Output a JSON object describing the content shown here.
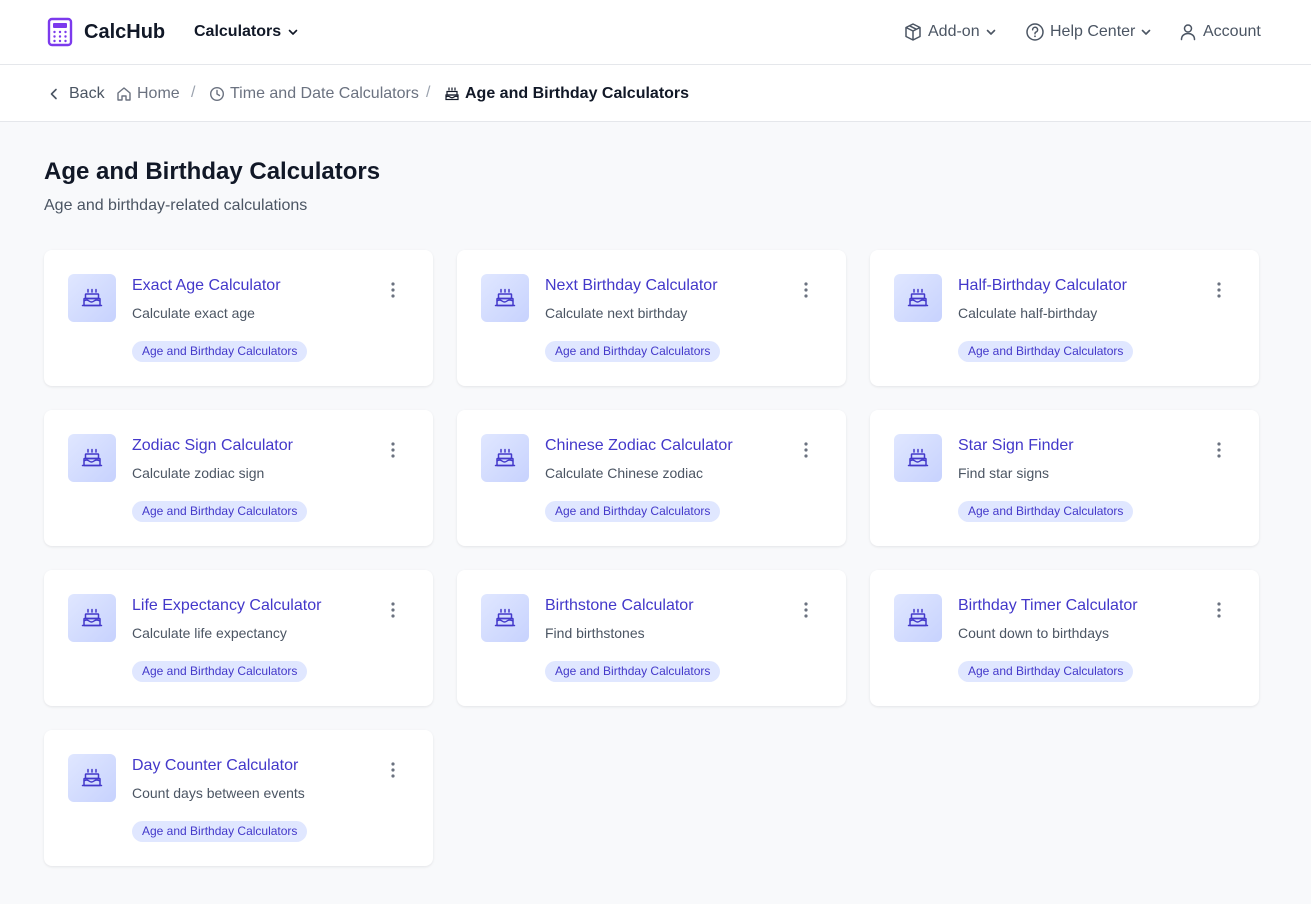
{
  "header": {
    "app_name": "CalcHub",
    "calculators_menu": "Calculators",
    "addon_menu": "Add-on",
    "help_menu": "Help Center",
    "account_link": "Account"
  },
  "breadcrumb": {
    "back": "Back",
    "home": "Home",
    "separator": "/",
    "parent": "Time and Date Calculators",
    "current": "Age and Birthday Calculators"
  },
  "page": {
    "title": "Age and Birthday Calculators",
    "subtitle": "Age and birthday-related calculations"
  },
  "cards": [
    {
      "title": "Exact Age Calculator",
      "description": "Calculate exact age",
      "tag": "Age and Birthday Calculators"
    },
    {
      "title": "Next Birthday Calculator",
      "description": "Calculate next birthday",
      "tag": "Age and Birthday Calculators"
    },
    {
      "title": "Half-Birthday Calculator",
      "description": "Calculate half-birthday",
      "tag": "Age and Birthday Calculators"
    },
    {
      "title": "Zodiac Sign Calculator",
      "description": "Calculate zodiac sign",
      "tag": "Age and Birthday Calculators"
    },
    {
      "title": "Chinese Zodiac Calculator",
      "description": "Calculate Chinese zodiac",
      "tag": "Age and Birthday Calculators"
    },
    {
      "title": "Star Sign Finder",
      "description": "Find star signs",
      "tag": "Age and Birthday Calculators"
    },
    {
      "title": "Life Expectancy Calculator",
      "description": "Calculate life expectancy",
      "tag": "Age and Birthday Calculators"
    },
    {
      "title": "Birthstone Calculator",
      "description": "Find birthstones",
      "tag": "Age and Birthday Calculators"
    },
    {
      "title": "Birthday Timer Calculator",
      "description": "Count down to birthdays",
      "tag": "Age and Birthday Calculators"
    },
    {
      "title": "Day Counter Calculator",
      "description": "Count days between events",
      "tag": "Age and Birthday Calculators"
    }
  ],
  "icons": {
    "logo": "calculator-icon",
    "card": "birthday-cake-icon",
    "addon": "package-icon",
    "help": "help-circle-icon",
    "account": "user-icon",
    "home": "home-icon",
    "parent": "clock-icon",
    "current": "birthday-cake-icon",
    "card_menu": "more-vertical-icon"
  },
  "colors": {
    "accent": "#4338ca",
    "logo": "#7c3aed",
    "tag_bg": "#e0e7ff",
    "page_bg": "#f8f9fb"
  }
}
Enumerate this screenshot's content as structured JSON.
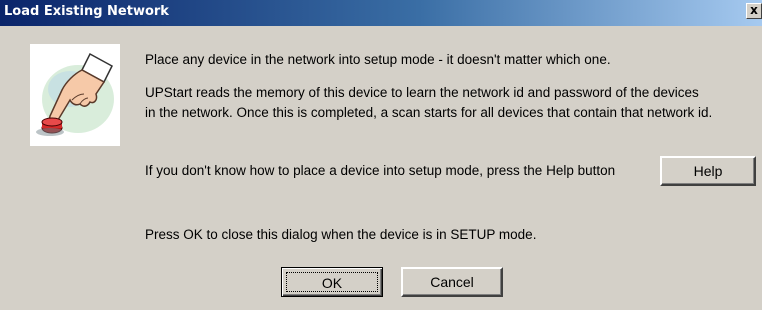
{
  "window": {
    "title": "Load Existing Network",
    "close_glyph": "x"
  },
  "icon": {
    "name": "pointing-hand-icon"
  },
  "messages": {
    "line1": "Place any device in the network into setup mode - it doesn't matter which one.",
    "line2": "UPStart reads the memory of this device to learn the network id and password of the devices",
    "line3": "in the network.  Once this is completed, a scan starts for all devices that contain that network id.",
    "line4": "If you don't know how to place a device into setup mode, press the Help button",
    "line5": "Press OK to close this dialog when the device is in SETUP mode."
  },
  "buttons": {
    "help": "Help",
    "ok": "OK",
    "cancel": "Cancel"
  }
}
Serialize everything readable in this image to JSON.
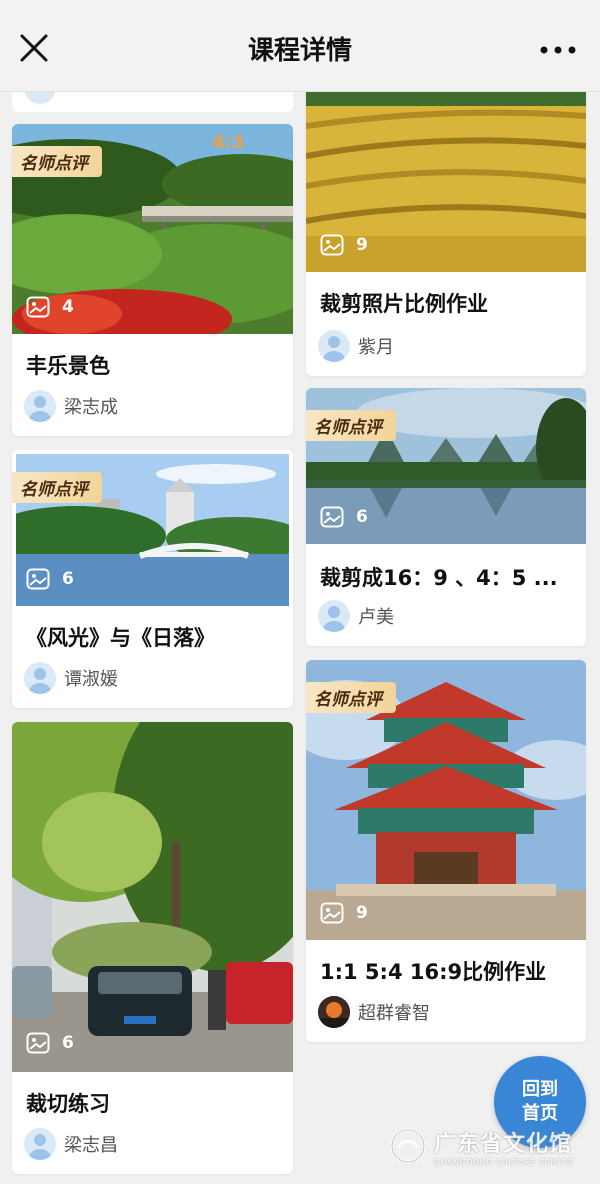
{
  "header": {
    "title": "课程详情",
    "close_icon": "close-icon",
    "more_icon": "more-icon"
  },
  "cards": [
    {
      "title": "丰乐景色",
      "author": "梁志成",
      "count": "4",
      "badge": "名师点评",
      "overlay_text": "4:3"
    },
    {
      "title": "《风光》与《日落》",
      "author": "谭淑媛",
      "count": "6",
      "badge": "名师点评"
    },
    {
      "title": "裁切练习",
      "author": "梁志昌",
      "count": "6"
    },
    {
      "title": "裁剪照片比例作业",
      "author": "紫月",
      "count": "9"
    },
    {
      "title": "裁剪成16：9 、4：5 ...",
      "author": "卢美",
      "count": "6",
      "badge": "名师点评"
    },
    {
      "title": "1:1 5:4 16:9比例作业",
      "author": "超群睿智",
      "count": "9",
      "badge": "名师点评"
    }
  ],
  "home_button": {
    "line1": "回到",
    "line2": "首页"
  },
  "watermark": {
    "cn": "广东省文化馆",
    "en": "GUANGDONG CULTURE CENTRE"
  },
  "colors": {
    "accent": "#3a86d6",
    "badge_bg": "#f2d49a",
    "page_bg": "#f0f0f0"
  }
}
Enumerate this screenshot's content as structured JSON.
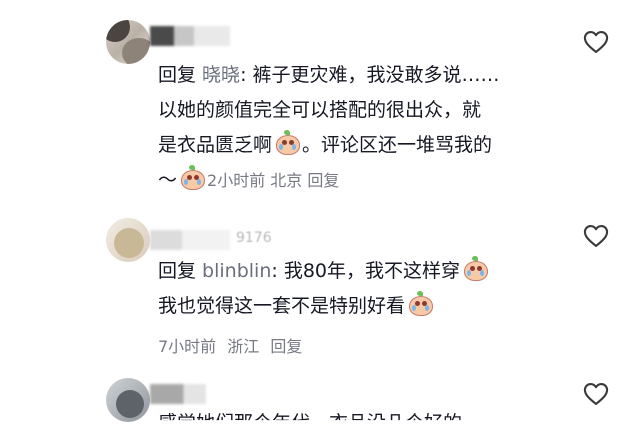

|---|

AIM OF THE EXERCISE. Reproduce all entries exactly. Pictures do not belong in the copy.

EXERCISE ANSWER.
Output a JSON object describing the content shown here.
{
  "header": {
    "app_name": "CalcHub",
    "calculators_menu": "Calculators",
    "addon_menu": "Add-on",
    "help_menu": "Help Center",
    "account_link": "Account"
  },
  "breadcrumb": {
    "back": "Back",
    "home": "Home",
    "separator": "/",
    "parent": "Time and Date Calculators",
    "current": "Age and Birthday Calculators"
  },
  "page": {
    "title": "Age and Birthday Calculators",
    "subtitle": "Age and birthday-related calculations"
  },
  "cards": [
    {
      "title": "Exact Age Calculator",
      "description": "Calculate exact age",
      "tag": "Age and Birthday Calculators"
    },
    {
      "title": "Next Birthday Calculator",
      "description": "Calculate next birthday",
      "tag": "Age and Birthday Calculators"
    },
    {
      "title": "Half-Birthday Calculator",
      "description": "Calculate half-birthday",
      "tag": "Age and Birthday Calculators"
    },
    {
      "title": "Zodiac Sign Calculator",
      "description": "Calculate zodiac sign",
      "tag": "Age and Birthday Calculators"
    },
    {
      "title": "Chinese Zodiac Calculator",
      "description": "Calculate Chinese zodiac",
      "tag": "Age and Birthday Calculators"
    },
    {
      "title": "Star Sign Finder",
      "description": "Find star signs",
      "tag": "Age and Birthday Calculators"
    },
    {
      "title": "Life Expectancy Calculator",
      "description": "Calculate life expectancy",
      "tag": "Age and Birthday Calculators"
    },
    {
      "title": "Birthstone Calculator",
      "description": "Find birthstones",
      "tag": "Age and Birthday Calculators"
    },
    {
      "title": "Birthday Timer Calculator",
      "description": "Count down to birthdays",
      "tag": "Age and Birthday Calculators"
    },
    {
      "title": "Day Counter Calculator",
      "description": "Count days between events",
      "tag": "Age and Birthday Calculators"
    }
  ],
  "icons": {
    "logo": "calculator-icon",
    "card": "birthday-cake-icon",
    "addon": "package-icon",
    "help": "help-circle-icon",
    "account": "user-icon",
    "home": "home-icon",
    "parent": "clock-icon",
    "current": "birthday-cake-icon",
    "card_menu": "more-vertical-icon"
  },
  "colors": {
    "accent": "#4338ca",
    "logo": "#7c3aed",
    "tag_bg": "#e0e7ff",
    "page_bg": "#f8f9fb"
  }
}
Enumerate this screenshot's content as structured JSON.
{
  "window": {
    "title": "Load Existing Network",
    "close_glyph": "x"
  },
  "icon": {
    "name": "pointing-hand-icon"
  },
  "messages": {
    "line1": "Place any device in the network into setup mode - it doesn't matter which one.",
    "line2": "UPStart reads the memory of this device to learn the network id and password of the devices",
    "line3": "in the network.  Once this is completed, a scan starts for all devices that contain that network id.",
    "line4": "If you don't know how to place a device into setup mode, press the Help button",
    "line5": "Press OK to close this dialog when the device is in SETUP mode."
  },
  "buttons": {
    "help": "Help",
    "ok": "OK",
    "cancel": "Cancel"
  }
}
Serialize everything readable in this image to JSON.
{
  "header": {
    "title": "课程详情",
    "close_icon": "close-icon",
    "more_icon": "more-icon"
  },
  "cards": [
    {
      "title": "丰乐景色",
      "author": "梁志成",
      "count": "4",
      "badge": "名师点评",
      "overlay_text": "4:3"
    },
    {
      "title": "《风光》与《日落》",
      "author": "谭淑媛",
      "count": "6",
      "badge": "名师点评"
    },
    {
      "title": "裁切练习",
      "author": "梁志昌",
      "count": "6"
    },
    {
      "title": "裁剪照片比例作业",
      "author": "紫月",
      "count": "9"
    },
    {
      "title": "裁剪成16：9 、4：5 ...",
      "author": "卢美",
      "count": "6",
      "badge": "名师点评"
    },
    {
      "title": "1:1 5:4 16:9比例作业",
      "author": "超群睿智",
      "count": "9",
      "badge": "名师点评"
    }
  ],
  "home_button": {
    "line1": "回到",
    "line2": "首页"
  },
  "watermark": {
    "cn": "广东省文化馆",
    "en": "GUANGDONG CULTURE CENTRE"
  },
  "colors": {
    "accent": "#3a86d6",
    "badge_bg": "#f2d49a",
    "page_bg": "#f0f0f0"
  }
}
Enumerate this screenshot's content as structured JSON.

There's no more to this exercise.